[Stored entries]
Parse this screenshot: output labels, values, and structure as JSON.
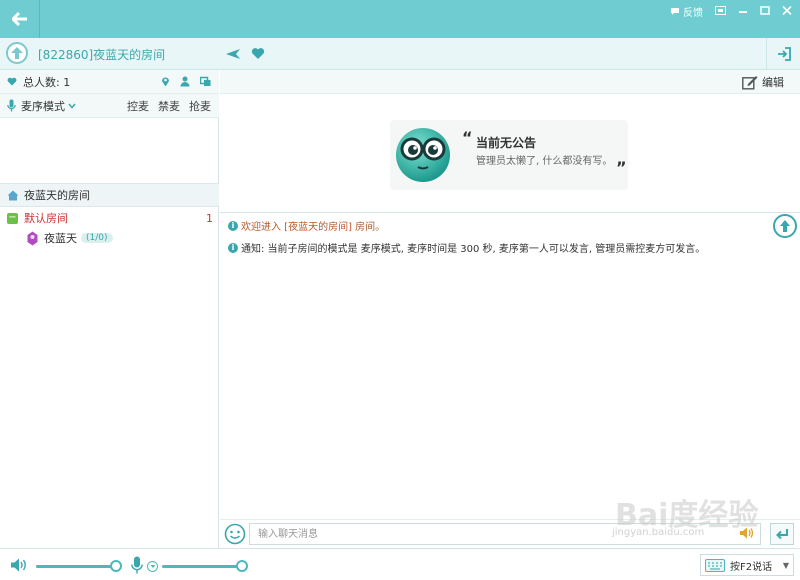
{
  "titlebar": {
    "feedback_label": "反馈"
  },
  "room": {
    "id_title": "[822860]夜蓝天的房间"
  },
  "left_panel": {
    "total_label": "总人数: 1",
    "mode_label": "麦序模式",
    "mode_actions": [
      "控麦",
      "禁麦",
      "抢麦"
    ],
    "room_header": "夜蓝天的房间",
    "default_room": {
      "name": "默认房间",
      "count": "1"
    },
    "user": {
      "name": "夜蓝天",
      "badge": "(1/0)"
    }
  },
  "announcement": {
    "edit_label": "编辑",
    "title": "当前无公告",
    "subtitle": "管理员太懒了, 什么都没有写。"
  },
  "messages": [
    {
      "text": "欢迎进入 [夜蓝天的房间] 房间。"
    },
    {
      "text": "通知: 当前子房间的模式是 麦序模式, 麦序时间是 300 秒, 麦序第一人可以发言, 管理员需控麦方可发言。"
    }
  ],
  "input": {
    "placeholder": "输入聊天消息"
  },
  "bottom": {
    "volume_level": 1.0,
    "mic_level": 1.0,
    "ptt_label": "按F2说话"
  },
  "watermark": {
    "text": "Bai度经验",
    "sub": "jingyan.baidu.com"
  },
  "colors": {
    "accent": "#6fcdd1",
    "accent_dark": "#3aa7ae",
    "welcome": "#b8592a"
  }
}
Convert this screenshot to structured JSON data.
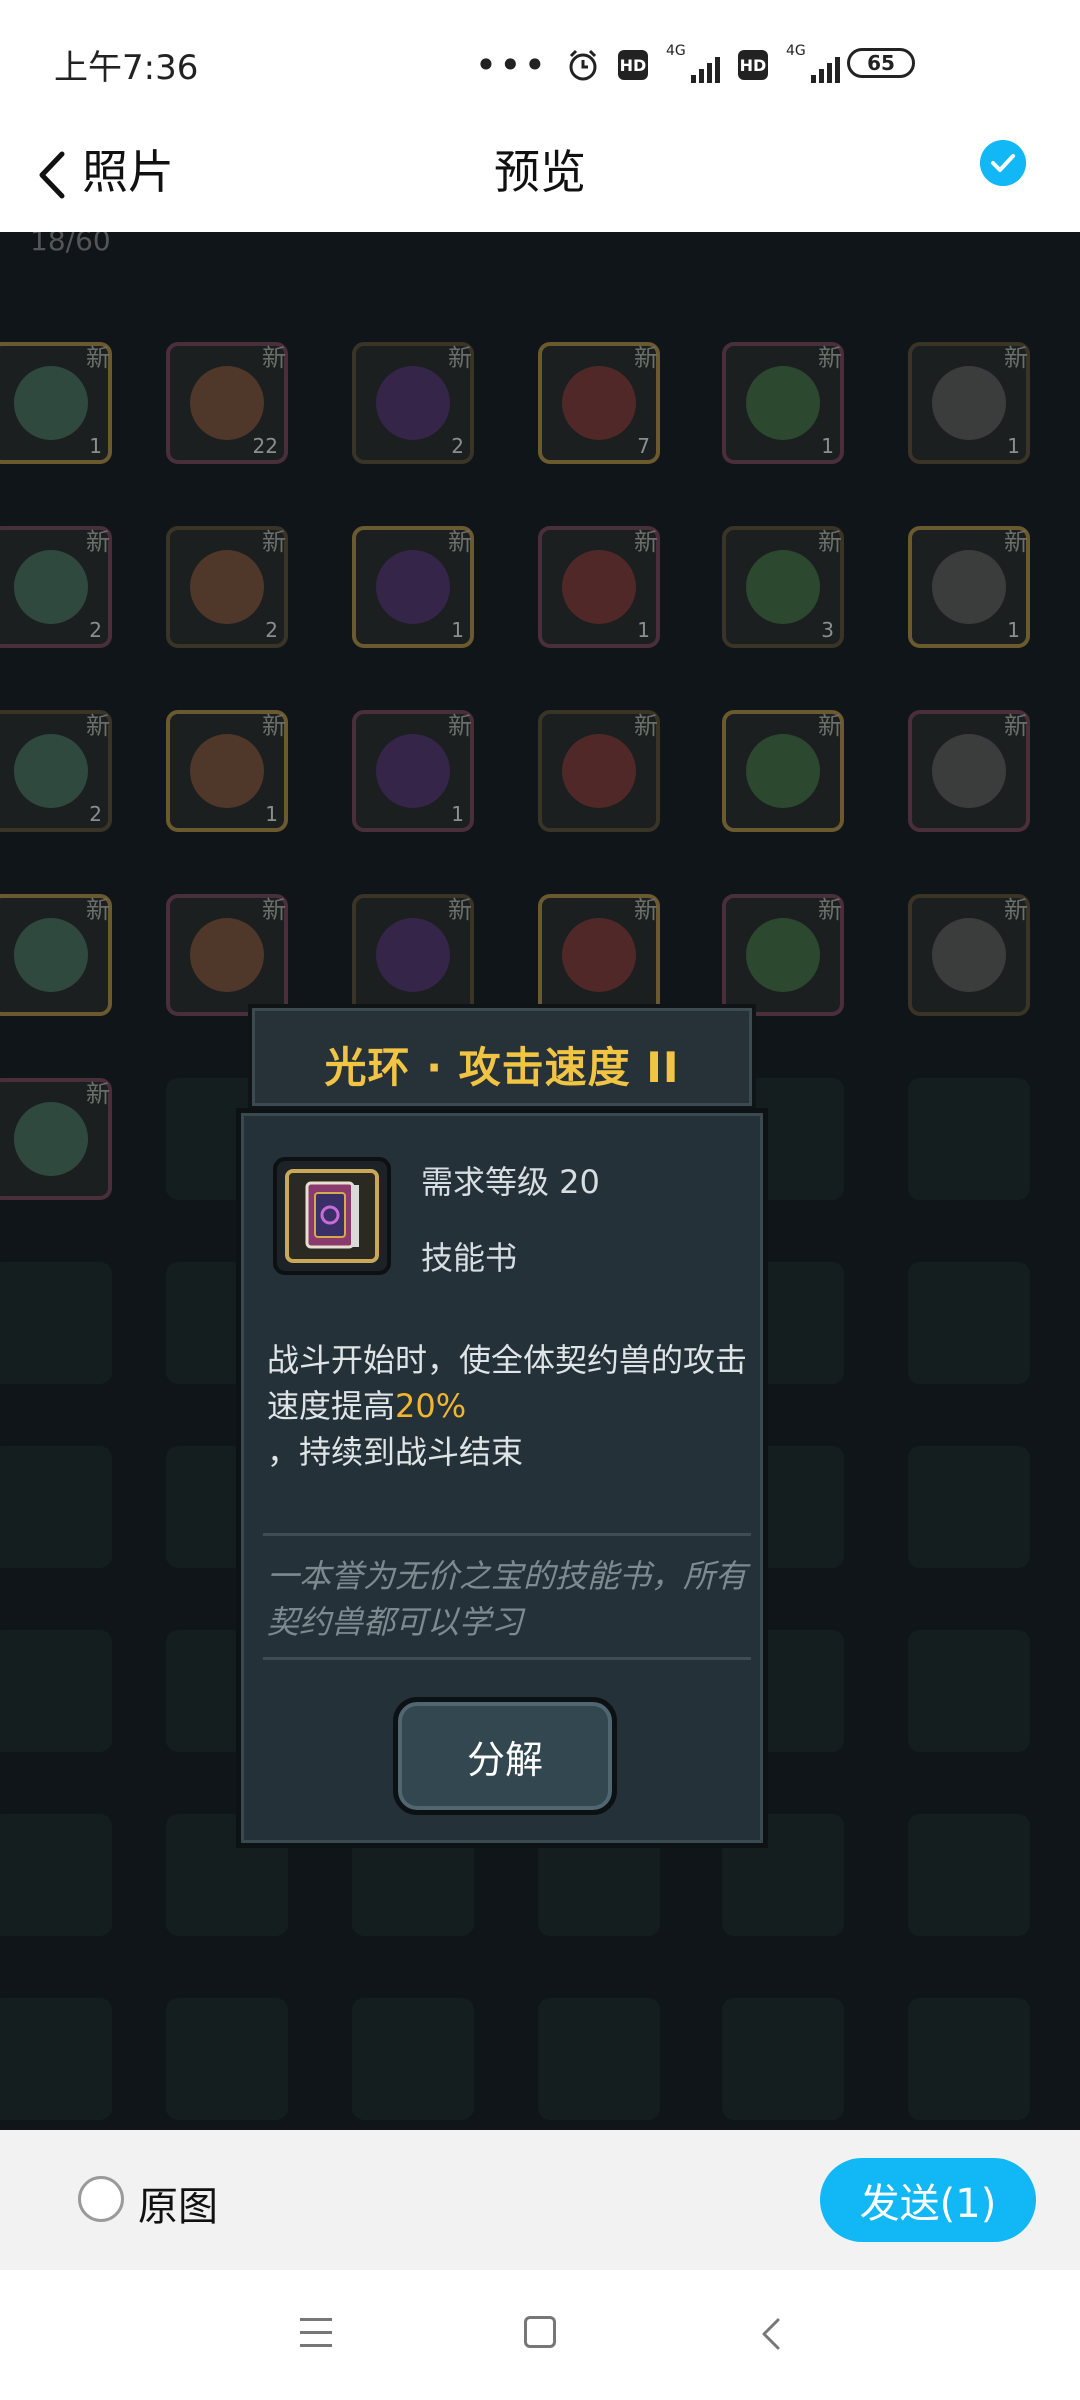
{
  "status_bar": {
    "time": "上午7:36",
    "dots": "•••",
    "hd_label": "HD",
    "signal_label": "4G",
    "battery": "65"
  },
  "nav": {
    "back_label": "照片",
    "title": "预览"
  },
  "game": {
    "top_counter": "18/60",
    "grid_new_label": "新",
    "counts": [
      "1",
      "22",
      "2",
      "7",
      "1",
      "1",
      "2",
      "2",
      "1",
      "1",
      "3",
      "1",
      "2",
      "1",
      "1"
    ]
  },
  "dialog": {
    "title": "光环 · 攻击速度 II",
    "requirement": "需求等级 20",
    "item_type": "技能书",
    "description_prefix": "战斗开始时，使全体契约兽的攻击速度提高",
    "description_highlight": "20%",
    "description_suffix": "，持续到战斗结束",
    "flavor_text": "一本誉为无价之宝的技能书，所有契约兽都可以学习",
    "decompose_button": "分解"
  },
  "bottom_bar": {
    "original_label": "原图",
    "send_button": "发送(1)"
  },
  "colors": {
    "accent": "#12b7f5",
    "title_gold": "#f2c443",
    "highlight": "#f2b530"
  }
}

- **YOUR TASK**: Without the pictures, print the records in full, exactly as they appear.

- **TASK RESPONSE**:
Parse this screenshot: output labels, values, and structure as JSON.
{
  "titlebar": {
    "feedback_label": "反馈"
  },
  "room": {
    "id_title": "[822860]夜蓝天的房间"
  },
  "left_panel": {
    "total_label": "总人数: 1",
    "mode_label": "麦序模式",
    "mode_actions": [
      "控麦",
      "禁麦",
      "抢麦"
    ],
    "room_header": "夜蓝天的房间",
    "default_room": {
      "name": "默认房间",
      "count": "1"
    },
    "user": {
      "name": "夜蓝天",
      "badge": "(1/0)"
    }
  },
  "announcement": {
    "edit_label": "编辑",
    "title": "当前无公告",
    "subtitle": "管理员太懒了, 什么都没有写。"
  },
  "messages": [
    {
      "text": "欢迎进入 [夜蓝天的房间] 房间。"
    },
    {
      "text": "通知: 当前子房间的模式是 麦序模式, 麦序时间是 300 秒, 麦序第一人可以发言, 管理员需控麦方可发言。"
    }
  ],
  "input": {
    "placeholder": "输入聊天消息"
  },
  "bottom": {
    "volume_level": 1.0,
    "mic_level": 1.0,
    "ptt_label": "按F2说话"
  },
  "watermark": {
    "text": "Bai度经验",
    "sub": "jingyan.baidu.com"
  },
  "colors": {
    "accent": "#6fcdd1",
    "accent_dark": "#3aa7ae",
    "welcome": "#b8592a"
  }
}
Convert this screenshot to structured JSON data.
{
  "status_bar": {
    "time": "上午7:36",
    "dots": "•••",
    "hd_label": "HD",
    "signal_label": "4G",
    "battery": "65"
  },
  "nav": {
    "back_label": "照片",
    "title": "预览"
  },
  "game": {
    "top_counter": "18/60",
    "grid_new_label": "新",
    "counts": [
      "1",
      "22",
      "2",
      "7",
      "1",
      "1",
      "2",
      "2",
      "1",
      "1",
      "3",
      "1",
      "2",
      "1",
      "1"
    ]
  },
  "dialog": {
    "title": "光环 · 攻击速度 II",
    "requirement": "需求等级 20",
    "item_type": "技能书",
    "description_prefix": "战斗开始时，使全体契约兽的攻击速度提高",
    "description_highlight": "20%",
    "description_suffix": "，持续到战斗结束",
    "flavor_text": "一本誉为无价之宝的技能书，所有契约兽都可以学习",
    "decompose_button": "分解"
  },
  "bottom_bar": {
    "original_label": "原图",
    "send_button": "发送(1)"
  },
  "colors": {
    "accent": "#12b7f5",
    "title_gold": "#f2c443",
    "highlight": "#f2b530"
  }
}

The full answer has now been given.